## Task to carry out
Reproduce the entries below in full, word for word.

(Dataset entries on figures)
....

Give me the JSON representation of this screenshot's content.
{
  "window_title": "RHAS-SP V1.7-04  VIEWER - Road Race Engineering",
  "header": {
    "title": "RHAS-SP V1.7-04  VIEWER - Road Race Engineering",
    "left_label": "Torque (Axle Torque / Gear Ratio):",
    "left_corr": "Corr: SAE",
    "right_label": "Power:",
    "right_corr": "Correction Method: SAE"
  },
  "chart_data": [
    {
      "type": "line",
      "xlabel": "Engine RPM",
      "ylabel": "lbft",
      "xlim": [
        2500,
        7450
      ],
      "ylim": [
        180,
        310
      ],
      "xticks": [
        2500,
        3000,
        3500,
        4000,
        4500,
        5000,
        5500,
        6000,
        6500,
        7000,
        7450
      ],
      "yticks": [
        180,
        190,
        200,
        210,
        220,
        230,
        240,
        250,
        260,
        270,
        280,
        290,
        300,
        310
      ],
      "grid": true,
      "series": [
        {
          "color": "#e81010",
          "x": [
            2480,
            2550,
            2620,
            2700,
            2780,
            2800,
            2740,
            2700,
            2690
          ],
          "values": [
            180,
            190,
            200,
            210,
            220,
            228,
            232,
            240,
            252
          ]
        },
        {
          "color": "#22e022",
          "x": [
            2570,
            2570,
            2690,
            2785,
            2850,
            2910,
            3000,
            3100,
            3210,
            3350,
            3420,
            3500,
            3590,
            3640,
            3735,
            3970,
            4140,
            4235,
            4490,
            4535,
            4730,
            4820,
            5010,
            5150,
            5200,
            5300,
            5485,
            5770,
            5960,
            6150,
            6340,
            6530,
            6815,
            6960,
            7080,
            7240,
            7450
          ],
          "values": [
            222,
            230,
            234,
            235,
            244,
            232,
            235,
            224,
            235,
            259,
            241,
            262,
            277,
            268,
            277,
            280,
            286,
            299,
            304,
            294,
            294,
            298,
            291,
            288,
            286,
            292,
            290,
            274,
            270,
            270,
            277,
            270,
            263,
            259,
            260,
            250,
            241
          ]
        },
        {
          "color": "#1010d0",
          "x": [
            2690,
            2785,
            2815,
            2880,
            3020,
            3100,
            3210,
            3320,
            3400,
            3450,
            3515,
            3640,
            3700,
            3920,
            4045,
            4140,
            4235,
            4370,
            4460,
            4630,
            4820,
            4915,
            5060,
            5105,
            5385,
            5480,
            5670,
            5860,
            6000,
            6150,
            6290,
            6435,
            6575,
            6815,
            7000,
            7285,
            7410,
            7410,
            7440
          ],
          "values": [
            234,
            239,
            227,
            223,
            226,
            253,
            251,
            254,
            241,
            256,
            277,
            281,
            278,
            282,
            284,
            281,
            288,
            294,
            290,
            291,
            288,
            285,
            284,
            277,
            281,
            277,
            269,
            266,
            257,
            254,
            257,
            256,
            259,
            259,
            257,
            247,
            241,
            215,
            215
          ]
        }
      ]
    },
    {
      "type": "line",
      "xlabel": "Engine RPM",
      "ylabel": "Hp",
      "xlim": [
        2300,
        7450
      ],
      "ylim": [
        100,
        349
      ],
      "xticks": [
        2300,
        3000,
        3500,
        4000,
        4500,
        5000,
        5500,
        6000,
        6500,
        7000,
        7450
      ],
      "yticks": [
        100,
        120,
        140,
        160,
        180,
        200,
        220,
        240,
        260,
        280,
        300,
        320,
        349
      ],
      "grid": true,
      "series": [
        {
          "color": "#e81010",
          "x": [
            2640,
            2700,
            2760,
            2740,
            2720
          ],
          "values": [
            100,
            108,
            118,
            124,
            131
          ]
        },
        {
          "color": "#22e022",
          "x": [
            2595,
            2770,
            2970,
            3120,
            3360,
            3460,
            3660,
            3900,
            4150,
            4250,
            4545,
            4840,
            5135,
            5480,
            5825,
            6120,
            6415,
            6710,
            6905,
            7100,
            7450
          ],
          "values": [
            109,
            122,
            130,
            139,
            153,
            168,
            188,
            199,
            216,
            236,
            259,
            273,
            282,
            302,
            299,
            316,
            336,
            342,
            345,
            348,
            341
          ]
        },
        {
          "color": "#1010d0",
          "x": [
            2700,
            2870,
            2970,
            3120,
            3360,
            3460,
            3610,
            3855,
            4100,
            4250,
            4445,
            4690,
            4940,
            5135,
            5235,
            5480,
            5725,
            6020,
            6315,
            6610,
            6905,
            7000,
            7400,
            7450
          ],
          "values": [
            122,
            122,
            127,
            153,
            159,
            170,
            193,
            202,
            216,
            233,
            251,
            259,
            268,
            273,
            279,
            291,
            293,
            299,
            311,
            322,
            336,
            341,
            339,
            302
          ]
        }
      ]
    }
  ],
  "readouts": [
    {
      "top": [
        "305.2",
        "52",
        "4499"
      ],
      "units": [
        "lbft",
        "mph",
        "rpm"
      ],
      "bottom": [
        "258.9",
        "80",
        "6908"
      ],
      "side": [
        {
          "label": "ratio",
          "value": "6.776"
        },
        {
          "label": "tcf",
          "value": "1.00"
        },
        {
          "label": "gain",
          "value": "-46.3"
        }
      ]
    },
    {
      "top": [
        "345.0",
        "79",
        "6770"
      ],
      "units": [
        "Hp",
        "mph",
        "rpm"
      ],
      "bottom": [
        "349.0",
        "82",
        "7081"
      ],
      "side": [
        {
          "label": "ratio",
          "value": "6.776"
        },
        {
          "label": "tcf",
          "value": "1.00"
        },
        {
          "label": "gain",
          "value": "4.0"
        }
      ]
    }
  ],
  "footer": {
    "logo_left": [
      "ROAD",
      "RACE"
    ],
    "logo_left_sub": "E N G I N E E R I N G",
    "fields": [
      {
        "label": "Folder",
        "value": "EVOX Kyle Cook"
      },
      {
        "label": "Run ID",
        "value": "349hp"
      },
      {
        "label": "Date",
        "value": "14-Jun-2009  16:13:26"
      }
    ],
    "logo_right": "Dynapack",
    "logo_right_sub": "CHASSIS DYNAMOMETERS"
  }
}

....

## Response to this exercise
Give me the JSON representation of this screenshot's content.
{
  "window_title": "RHAS-SP V1.7-04  VIEWER - Road Race Engineering",
  "header": {
    "title": "RHAS-SP V1.7-04  VIEWER - Road Race Engineering",
    "left_label": "Torque (Axle Torque / Gear Ratio):",
    "left_corr": "Corr: SAE",
    "right_label": "Power:",
    "right_corr": "Correction Method: SAE"
  },
  "chart_data": [
    {
      "type": "line",
      "xlabel": "Engine RPM",
      "ylabel": "lbft",
      "xlim": [
        2500,
        7450
      ],
      "ylim": [
        180,
        310
      ],
      "xticks": [
        2500,
        3000,
        3500,
        4000,
        4500,
        5000,
        5500,
        6000,
        6500,
        7000,
        7450
      ],
      "yticks": [
        180,
        190,
        200,
        210,
        220,
        230,
        240,
        250,
        260,
        270,
        280,
        290,
        300,
        310
      ],
      "grid": true,
      "series": [
        {
          "color": "#e81010",
          "x": [
            2480,
            2550,
            2620,
            2700,
            2780,
            2800,
            2740,
            2700,
            2690
          ],
          "values": [
            180,
            190,
            200,
            210,
            220,
            228,
            232,
            240,
            252
          ]
        },
        {
          "color": "#22e022",
          "x": [
            2570,
            2570,
            2690,
            2785,
            2850,
            2910,
            3000,
            3100,
            3210,
            3350,
            3420,
            3500,
            3590,
            3640,
            3735,
            3970,
            4140,
            4235,
            4490,
            4535,
            4730,
            4820,
            5010,
            5150,
            5200,
            5300,
            5485,
            5770,
            5960,
            6150,
            6340,
            6530,
            6815,
            6960,
            7080,
            7240,
            7450
          ],
          "values": [
            222,
            230,
            234,
            235,
            244,
            232,
            235,
            224,
            235,
            259,
            241,
            262,
            277,
            268,
            277,
            280,
            286,
            299,
            304,
            294,
            294,
            298,
            291,
            288,
            286,
            292,
            290,
            274,
            270,
            270,
            277,
            270,
            263,
            259,
            260,
            250,
            241
          ]
        },
        {
          "color": "#1010d0",
          "x": [
            2690,
            2785,
            2815,
            2880,
            3020,
            3100,
            3210,
            3320,
            3400,
            3450,
            3515,
            3640,
            3700,
            3920,
            4045,
            4140,
            4235,
            4370,
            4460,
            4630,
            4820,
            4915,
            5060,
            5105,
            5385,
            5480,
            5670,
            5860,
            6000,
            6150,
            6290,
            6435,
            6575,
            6815,
            7000,
            7285,
            7410,
            7410,
            7440
          ],
          "values": [
            234,
            239,
            227,
            223,
            226,
            253,
            251,
            254,
            241,
            256,
            277,
            281,
            278,
            282,
            284,
            281,
            288,
            294,
            290,
            291,
            288,
            285,
            284,
            277,
            281,
            277,
            269,
            266,
            257,
            254,
            257,
            256,
            259,
            259,
            257,
            247,
            241,
            215,
            215
          ]
        }
      ]
    },
    {
      "type": "line",
      "xlabel": "Engine RPM",
      "ylabel": "Hp",
      "xlim": [
        2300,
        7450
      ],
      "ylim": [
        100,
        349
      ],
      "xticks": [
        2300,
        3000,
        3500,
        4000,
        4500,
        5000,
        5500,
        6000,
        6500,
        7000,
        7450
      ],
      "yticks": [
        100,
        120,
        140,
        160,
        180,
        200,
        220,
        240,
        260,
        280,
        300,
        320,
        349
      ],
      "grid": true,
      "series": [
        {
          "color": "#e81010",
          "x": [
            2640,
            2700,
            2760,
            2740,
            2720
          ],
          "values": [
            100,
            108,
            118,
            124,
            131
          ]
        },
        {
          "color": "#22e022",
          "x": [
            2595,
            2770,
            2970,
            3120,
            3360,
            3460,
            3660,
            3900,
            4150,
            4250,
            4545,
            4840,
            5135,
            5480,
            5825,
            6120,
            6415,
            6710,
            6905,
            7100,
            7450
          ],
          "values": [
            109,
            122,
            130,
            139,
            153,
            168,
            188,
            199,
            216,
            236,
            259,
            273,
            282,
            302,
            299,
            316,
            336,
            342,
            345,
            348,
            341
          ]
        },
        {
          "color": "#1010d0",
          "x": [
            2700,
            2870,
            2970,
            3120,
            3360,
            3460,
            3610,
            3855,
            4100,
            4250,
            4445,
            4690,
            4940,
            5135,
            5235,
            5480,
            5725,
            6020,
            6315,
            6610,
            6905,
            7000,
            7400,
            7450
          ],
          "values": [
            122,
            122,
            127,
            153,
            159,
            170,
            193,
            202,
            216,
            233,
            251,
            259,
            268,
            273,
            279,
            291,
            293,
            299,
            311,
            322,
            336,
            341,
            339,
            302
          ]
        }
      ]
    }
  ],
  "readouts": [
    {
      "top": [
        "305.2",
        "52",
        "4499"
      ],
      "units": [
        "lbft",
        "mph",
        "rpm"
      ],
      "bottom": [
        "258.9",
        "80",
        "6908"
      ],
      "side": [
        {
          "label": "ratio",
          "value": "6.776"
        },
        {
          "label": "tcf",
          "value": "1.00"
        },
        {
          "label": "gain",
          "value": "-46.3"
        }
      ]
    },
    {
      "top": [
        "345.0",
        "79",
        "6770"
      ],
      "units": [
        "Hp",
        "mph",
        "rpm"
      ],
      "bottom": [
        "349.0",
        "82",
        "7081"
      ],
      "side": [
        {
          "label": "ratio",
          "value": "6.776"
        },
        {
          "label": "tcf",
          "value": "1.00"
        },
        {
          "label": "gain",
          "value": "4.0"
        }
      ]
    }
  ],
  "footer": {
    "logo_left": [
      "ROAD",
      "RACE"
    ],
    "logo_left_sub": "E N G I N E E R I N G",
    "fields": [
      {
        "label": "Folder",
        "value": "EVOX Kyle Cook"
      },
      {
        "label": "Run ID",
        "value": "349hp"
      },
      {
        "label": "Date",
        "value": "14-Jun-2009  16:13:26"
      }
    ],
    "logo_right": "Dynapack",
    "logo_right_sub": "CHASSIS DYNAMOMETERS"
  }
}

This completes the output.